*** TEXTAUSZUG ***

Teil 3: Raddurchmesser und Fahrwerk

Teil 3.1 : Abschätzungen zum Fahrwerk
Teil 3.2 : Erhöhung der Drehzahl der Dampfmaschine
Anhang zu Teil 3

1) Anwendung eines Zahnradgetriebes
2) Grenzwert für die mittlere Kolbengeschwindigkeit
3) Gleitlager und maximale Gleitgeschwindigkeit
4) Achslager der Laufachsen
5) Treibachslager und Treibstangenlager
6) Bremsleistung und Bremsenergie
6) Zusammenfassung und weitere Vor- und Nachteile
 
 

Rote Schrift: Aus heutiger Sicht. Schwarz: Wissensstand der 1930-er Jahre.

 

3) Gleitlager und maximale Gleitgeschwindigkeit

Zunächst einige kurze, allgemeine Anmerkungen zu Gleitlagern bei Lokomotiven. Sie wurden meistens nur nach Erfahrungswerten dimensioniert. Weil die Eigenschaften wesentlich von den Lagerwerkstoffen, der Oberflächen- Beschaffenheit und den Schmierstoffen abhing, konnte die statische Berechnung von Achsen- bzw. Zapfendurchmesser und Länge aus den gegebenen Kräften nur einen groben Anhaltspunkt liefern.

Im Polytechnischen Journal von 1930, Seite 26, ist die Zusammenfassung einer Arbeit zu finden, in der (zum ersten mal?) auch eine Abhägigkeit von der Gleitgeschwindigkeit untersucht wurde. Aus diesem Artikel, der leider viele Fragen offen lässt, seien hier nur einige Teilaspekte herausgegriffen. Um sicher zu gehen, müsste man auf den Originalbericht zurückgreifen, der mir leider nicht vorliegt.

Es wurden Bronce- Zapfen von 70mm Durchmesser und 34mm Länge in einem ölgeschmierten, frei beweglichen Lager gemessen, damit keine zusätzliche Reibung durch Verkantung und Klemmung entsteht. Der Lagerdruck wurde variiert, und die Drehzahl sehr langsam erhöht, bis sich im Zapfen eine Temperatur von 70°C einstellte. Dieser Dauer- Vergleichswert war gut mess- und reproduzierbar und verwendbar für alle interessierenden Wertekombinationen der Oberflächengeschwindigkeit in Abhängigkeit von der Lagerbelastung. Der höchste spezifische Lagerdruck von etwa 300kg/ch², bei dem die Zapfentemperatur an 70°C herankam, war bei einer Geschwindigkeit von etwa 1m/s gemessen worden. Größere oder kleinere Geschwindigkeiten blieben nur bei kleinerer Last unter 70°C. Weitere Wertekombinationen: 200kg/cm² bei 3m/s; 140kg/cm² bei 4m/s; 100kg/cm² bei 5m/s und 75kg/cm² bei 6m/s.

*** DATENSÄTZE ***

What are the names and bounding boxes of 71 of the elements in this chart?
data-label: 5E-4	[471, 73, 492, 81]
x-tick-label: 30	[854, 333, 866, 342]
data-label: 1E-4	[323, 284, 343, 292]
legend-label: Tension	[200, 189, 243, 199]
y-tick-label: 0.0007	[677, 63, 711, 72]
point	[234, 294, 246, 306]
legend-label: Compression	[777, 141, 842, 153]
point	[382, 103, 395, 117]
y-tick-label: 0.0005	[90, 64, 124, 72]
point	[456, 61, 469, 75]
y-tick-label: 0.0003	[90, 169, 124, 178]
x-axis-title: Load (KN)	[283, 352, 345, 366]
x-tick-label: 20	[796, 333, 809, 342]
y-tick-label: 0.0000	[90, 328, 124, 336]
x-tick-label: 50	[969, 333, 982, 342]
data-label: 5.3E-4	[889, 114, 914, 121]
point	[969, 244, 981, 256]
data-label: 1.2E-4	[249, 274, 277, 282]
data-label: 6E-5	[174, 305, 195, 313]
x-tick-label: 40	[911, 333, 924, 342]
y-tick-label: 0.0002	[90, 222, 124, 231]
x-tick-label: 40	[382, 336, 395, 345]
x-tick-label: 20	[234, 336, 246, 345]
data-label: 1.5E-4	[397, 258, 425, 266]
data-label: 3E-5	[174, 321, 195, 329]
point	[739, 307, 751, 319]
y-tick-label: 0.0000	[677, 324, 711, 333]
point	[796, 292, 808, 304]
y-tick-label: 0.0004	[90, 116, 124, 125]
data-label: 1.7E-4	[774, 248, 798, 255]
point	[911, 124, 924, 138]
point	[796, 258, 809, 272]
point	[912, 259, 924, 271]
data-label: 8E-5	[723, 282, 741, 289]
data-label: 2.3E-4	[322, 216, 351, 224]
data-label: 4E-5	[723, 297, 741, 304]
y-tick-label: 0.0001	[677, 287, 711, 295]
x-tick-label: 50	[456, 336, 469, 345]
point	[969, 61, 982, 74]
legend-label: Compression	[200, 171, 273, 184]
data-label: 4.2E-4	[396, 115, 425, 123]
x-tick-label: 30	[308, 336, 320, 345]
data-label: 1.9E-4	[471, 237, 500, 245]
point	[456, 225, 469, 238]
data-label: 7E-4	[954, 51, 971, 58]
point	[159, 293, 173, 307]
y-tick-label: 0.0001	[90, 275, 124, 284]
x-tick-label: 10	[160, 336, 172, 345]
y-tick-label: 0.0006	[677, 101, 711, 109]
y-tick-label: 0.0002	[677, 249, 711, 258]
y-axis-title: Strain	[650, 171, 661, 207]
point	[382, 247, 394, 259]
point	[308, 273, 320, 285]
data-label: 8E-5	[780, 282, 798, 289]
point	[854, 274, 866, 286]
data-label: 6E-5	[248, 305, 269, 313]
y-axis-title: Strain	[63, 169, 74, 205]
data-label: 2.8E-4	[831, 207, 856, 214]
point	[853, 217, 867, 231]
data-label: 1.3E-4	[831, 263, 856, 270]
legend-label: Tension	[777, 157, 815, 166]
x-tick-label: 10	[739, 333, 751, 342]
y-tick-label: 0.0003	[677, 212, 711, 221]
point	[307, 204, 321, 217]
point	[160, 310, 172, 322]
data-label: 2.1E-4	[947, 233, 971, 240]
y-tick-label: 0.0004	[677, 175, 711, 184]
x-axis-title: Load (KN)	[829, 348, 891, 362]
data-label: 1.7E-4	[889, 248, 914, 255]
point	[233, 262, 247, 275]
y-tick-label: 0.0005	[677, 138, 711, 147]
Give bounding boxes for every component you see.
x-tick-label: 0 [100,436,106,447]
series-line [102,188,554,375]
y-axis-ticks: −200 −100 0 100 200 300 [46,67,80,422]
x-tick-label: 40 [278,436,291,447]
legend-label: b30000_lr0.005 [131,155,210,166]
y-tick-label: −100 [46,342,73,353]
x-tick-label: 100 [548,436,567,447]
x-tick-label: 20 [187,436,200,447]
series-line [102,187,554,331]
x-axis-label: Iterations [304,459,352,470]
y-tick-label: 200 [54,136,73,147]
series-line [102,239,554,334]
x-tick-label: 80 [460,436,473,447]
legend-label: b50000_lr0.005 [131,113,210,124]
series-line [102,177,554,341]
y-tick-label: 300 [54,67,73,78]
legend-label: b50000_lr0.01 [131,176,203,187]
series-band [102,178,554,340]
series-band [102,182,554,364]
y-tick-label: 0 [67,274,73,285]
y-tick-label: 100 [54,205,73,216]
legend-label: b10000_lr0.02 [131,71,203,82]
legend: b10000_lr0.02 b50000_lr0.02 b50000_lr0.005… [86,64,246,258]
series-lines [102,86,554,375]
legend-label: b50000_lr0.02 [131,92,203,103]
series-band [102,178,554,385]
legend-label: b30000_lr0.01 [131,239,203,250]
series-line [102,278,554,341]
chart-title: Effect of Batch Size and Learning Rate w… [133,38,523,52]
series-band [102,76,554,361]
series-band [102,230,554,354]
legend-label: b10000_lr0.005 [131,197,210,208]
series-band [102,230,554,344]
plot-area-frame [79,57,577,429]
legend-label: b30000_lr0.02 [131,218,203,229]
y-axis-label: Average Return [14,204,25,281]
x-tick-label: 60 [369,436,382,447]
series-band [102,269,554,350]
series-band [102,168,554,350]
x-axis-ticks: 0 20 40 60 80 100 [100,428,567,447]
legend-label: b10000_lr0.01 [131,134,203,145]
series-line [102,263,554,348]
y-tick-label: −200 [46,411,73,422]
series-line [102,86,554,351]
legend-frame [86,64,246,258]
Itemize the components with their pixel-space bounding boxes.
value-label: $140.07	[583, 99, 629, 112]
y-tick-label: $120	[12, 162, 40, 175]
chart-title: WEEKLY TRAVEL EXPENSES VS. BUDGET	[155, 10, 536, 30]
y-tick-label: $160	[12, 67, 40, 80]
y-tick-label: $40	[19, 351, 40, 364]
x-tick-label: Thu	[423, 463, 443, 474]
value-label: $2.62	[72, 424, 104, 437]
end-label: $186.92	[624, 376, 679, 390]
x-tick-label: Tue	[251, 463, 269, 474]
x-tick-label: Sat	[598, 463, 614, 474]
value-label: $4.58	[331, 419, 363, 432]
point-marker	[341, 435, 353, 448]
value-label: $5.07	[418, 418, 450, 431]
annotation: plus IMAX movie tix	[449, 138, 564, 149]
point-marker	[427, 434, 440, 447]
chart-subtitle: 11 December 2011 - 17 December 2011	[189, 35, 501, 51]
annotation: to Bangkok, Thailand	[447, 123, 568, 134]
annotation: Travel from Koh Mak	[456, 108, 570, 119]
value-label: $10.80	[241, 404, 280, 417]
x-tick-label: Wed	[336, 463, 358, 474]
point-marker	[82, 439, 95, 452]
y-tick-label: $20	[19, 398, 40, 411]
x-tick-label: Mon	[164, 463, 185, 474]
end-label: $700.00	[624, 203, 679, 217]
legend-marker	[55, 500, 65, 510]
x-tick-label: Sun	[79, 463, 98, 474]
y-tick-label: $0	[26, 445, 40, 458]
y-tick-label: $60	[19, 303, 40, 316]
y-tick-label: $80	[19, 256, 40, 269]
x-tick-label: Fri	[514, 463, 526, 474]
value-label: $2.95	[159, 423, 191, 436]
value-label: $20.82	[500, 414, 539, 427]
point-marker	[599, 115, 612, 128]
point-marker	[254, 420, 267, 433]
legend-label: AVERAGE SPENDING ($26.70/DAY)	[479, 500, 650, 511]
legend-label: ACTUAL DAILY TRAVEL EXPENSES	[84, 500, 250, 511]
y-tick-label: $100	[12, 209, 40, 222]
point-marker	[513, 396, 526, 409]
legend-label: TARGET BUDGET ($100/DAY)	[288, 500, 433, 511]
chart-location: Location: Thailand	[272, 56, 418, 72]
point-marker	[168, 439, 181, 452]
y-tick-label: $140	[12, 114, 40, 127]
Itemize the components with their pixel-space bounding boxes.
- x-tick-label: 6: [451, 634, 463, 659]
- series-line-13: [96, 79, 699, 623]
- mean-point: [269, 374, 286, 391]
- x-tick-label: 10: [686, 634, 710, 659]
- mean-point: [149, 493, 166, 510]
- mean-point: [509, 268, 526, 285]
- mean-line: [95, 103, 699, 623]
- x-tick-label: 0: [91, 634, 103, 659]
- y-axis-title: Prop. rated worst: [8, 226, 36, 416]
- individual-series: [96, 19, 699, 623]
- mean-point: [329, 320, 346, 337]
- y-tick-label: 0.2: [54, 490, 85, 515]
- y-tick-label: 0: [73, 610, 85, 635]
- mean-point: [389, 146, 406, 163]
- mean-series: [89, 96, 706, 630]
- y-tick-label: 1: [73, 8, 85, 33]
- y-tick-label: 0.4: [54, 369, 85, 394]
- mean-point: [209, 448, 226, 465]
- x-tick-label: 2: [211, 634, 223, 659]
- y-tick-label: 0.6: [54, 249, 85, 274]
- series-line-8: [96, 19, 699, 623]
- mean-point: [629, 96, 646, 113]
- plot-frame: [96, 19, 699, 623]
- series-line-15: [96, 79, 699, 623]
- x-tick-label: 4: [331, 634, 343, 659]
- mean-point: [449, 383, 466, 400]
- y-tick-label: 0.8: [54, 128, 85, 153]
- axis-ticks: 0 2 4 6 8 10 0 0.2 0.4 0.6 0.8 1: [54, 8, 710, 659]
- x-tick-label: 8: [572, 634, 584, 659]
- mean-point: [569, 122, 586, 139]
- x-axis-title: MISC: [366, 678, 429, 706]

***

DEINE AUFGABEN —
1) Welchen Durchmesser und welche Länge hatten die Bronzezapfen, die in dem Text über Gleitlager gemessen wurden?
2) Setze den Text über Gleitlager bei Lokomotiven nach seinem letzten Satz fort.

LÖSUNGEN DER REIHE NACH —
1) Sie hatten 70 mm Durchmesser und 34 mm Länge.

2)
Interessant waren auch Messungen zum Einfluss des Verhältnisses Länge zu Durchmesser. Obige Probe hatte etwa l/d =0,5. Die höchste Lagerbelastung wurde bei l/d =0,25 gefunden. Dieses als 100% angesetzt, wäre bei L/D =0,6 die Belastung auf 50% , bei L/D =1 auf 24% und bei L/D =1,5 schon auf 10% gesunken. Für andere Zapfendurchmesser könnte die Abnahme anders ausfallen. Die obigen Zusammenhänge mit der Gleitgeschwindigkeit dürften allgemeinere Gültigkeit haben.

Bei heutigen Berechnungen taucht die Drehzahl n neben dem relativen Lagespiel (D-d)/d und der von den Proportionen abhängigen Sommerfeldzahl bei der Berechnung der erforderlichen Ölzähigkeit auf. Je größer die Zähigkeit, desto kleiner die Drehzahl, um die Last auf dem Ölkeil schwimmen zu lassen. Das ist aber nicht der oben gemeinte Einfluss der Drehzahl, wo es um Reibungsverluste und Erwärmung geht. Dafür gibt es die Formel:
Wärme in kcal/min =0,14 u F v , mit der Lagerkraft F in kp, mit der Geschwindigkeit v in m/s und der Lager -Reibungszahl u, die wiederum vom Lagerspiel und der Sommerfeldzahl abhängt und üblicherweise aus Tabellen entnommen wird. Auf diesem Umweg kommt die Nichtlinearität in die oben erkannte Geschwindigkeitsabhängigkeit. Weitere Einflüsse auf Erhitzung und Abkühlung machen die Zusammenhänge noch weniger vorausberechenbar.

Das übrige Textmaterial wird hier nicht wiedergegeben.